→ 課題の要件
Swiftのメソッドに関する本文のうち、「関数の回で学んだときと同様、」から「果を受け取ることもできます。」まで（両端を含む）を、「決定ボタン」を「送信ボタン」に変更して書き直してください。

→ 文書本文

インスタンスにはメソッドという機能を使って、関数を持たせることができます。メソッドを使うことで、何かしらの処理をインスタンスの中で行わせることができます。
メソッドを定義するには、次のように書きます。
class クラスの名前 {
func メソッドの名前() {
}
}
メソッドは連載第6回「プログラマーの腕の見せどころ――Swiftの関数、引数、戻り値の基本的な書き方と使い方」で使った関数と同じ書き方で定義します。引数や戻り値なども付けることができます。クラスの中では同じ名前かつ同じ引数のメソッドは複数定義できないという点に注意しましょう。
class クラスの名前 {
// 引数付きのメソッド
func メソッドの名前(引数名: 引数の型) {
}
// 戻り値付きのメソッド
func メソッドの名前() -> 戻り値の型 {
return 戻り値
}
}
それでは実践です。先ほどの「ボタン」クラスに、メソッドを追加してみましょう。次のプログラムを書いてみてください。
class ボタン {
func 押す() {
print("ボタンを押したよ!")
}
}
このプログラムでは「押す」という名前のメソッドを新たに定義しています。メソッドの中では「ボタンを押したよ!」という文字列を出力するような処理が書かれています。
関数の回で学んだときと同様、メソッドを定義しただけでは何も起こりません。「ボタン」クラスのインスタンスに対して、メソッドを実行する指示を行わなければいけません。メソッドを呼び出すときは、プロパティと同様に「.」を使います。
インスタンス.メソッド名()
「ボタン」クラスのインスタンスの「押す」メソッドを呼び出してみましょう。次のプログラムを書いてみてください。
let 決定ボタン = ボタン() 決定ボタン.押す()
「決定ボタン」のメソッドが呼び出され、結果画面に「ボタンを押したよ!」が表示されるはずです。
関数と同様、引数を定義すればメソッドを実行するときに値を渡せますし、戻り値を定義すれば、メソッドの実行結果を受け取ることもできます。
インスタンスには、生成されてから破棄されるまでの一連の流れがあります。インスタンスはクラスを元に生成した後に使えるようになり、必要がなくなったら破棄され、以後使えなくなります(※)。

→ データ抜粋
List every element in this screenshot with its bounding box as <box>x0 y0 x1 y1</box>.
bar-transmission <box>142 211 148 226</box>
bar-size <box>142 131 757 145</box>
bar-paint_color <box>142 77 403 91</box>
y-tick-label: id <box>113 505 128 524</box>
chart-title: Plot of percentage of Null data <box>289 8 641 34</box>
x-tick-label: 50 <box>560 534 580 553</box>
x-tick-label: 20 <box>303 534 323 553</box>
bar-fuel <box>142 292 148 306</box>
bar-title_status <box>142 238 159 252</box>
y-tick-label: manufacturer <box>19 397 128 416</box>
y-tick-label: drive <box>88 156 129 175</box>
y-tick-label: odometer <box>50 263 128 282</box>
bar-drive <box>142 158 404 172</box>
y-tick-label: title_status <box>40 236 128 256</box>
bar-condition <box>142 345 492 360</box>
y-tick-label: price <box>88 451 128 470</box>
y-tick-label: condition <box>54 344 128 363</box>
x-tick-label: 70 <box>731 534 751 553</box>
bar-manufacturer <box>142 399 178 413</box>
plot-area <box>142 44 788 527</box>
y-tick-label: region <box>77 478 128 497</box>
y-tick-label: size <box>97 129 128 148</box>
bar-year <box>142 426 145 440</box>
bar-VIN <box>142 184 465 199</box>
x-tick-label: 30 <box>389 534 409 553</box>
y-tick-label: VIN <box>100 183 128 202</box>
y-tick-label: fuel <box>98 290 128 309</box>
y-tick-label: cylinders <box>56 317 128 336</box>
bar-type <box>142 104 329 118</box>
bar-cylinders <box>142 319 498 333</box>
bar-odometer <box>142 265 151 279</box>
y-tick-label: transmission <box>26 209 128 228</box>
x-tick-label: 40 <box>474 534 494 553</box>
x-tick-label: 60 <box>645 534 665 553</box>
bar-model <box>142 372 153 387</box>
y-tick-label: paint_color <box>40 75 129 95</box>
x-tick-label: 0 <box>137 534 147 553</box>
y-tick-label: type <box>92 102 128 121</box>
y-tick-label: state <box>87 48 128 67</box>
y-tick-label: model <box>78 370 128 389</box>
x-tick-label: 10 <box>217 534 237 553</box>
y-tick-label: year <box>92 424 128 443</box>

→ 解答欄
関数の回で学んだときと同様、メソッドを定義しただけでは何も起こりません。「ボタン」クラスのインスタンスに対して、メソッドを実行する指示を行わなければいけません。メソッドを呼び出すときは、プロパティと同様に「.」を使います。
インスタンス.メソッド名()
「ボタン」クラスのインスタンスの「押す」メソッドを呼び出してみましょう。次のプログラムを書いてみてください。
let 送信ボタン = ボタン() 送信ボタン.押す()
「送信ボタン」のメソッドが呼び出され、結果画面に「ボタンを押したよ!」が表示されるはずです。
関数と同様、引数を定義すればメソッドを実行するときに値を渡せますし、戻り値を定義すれば、メソッドの実行結果を受け取ることもできます。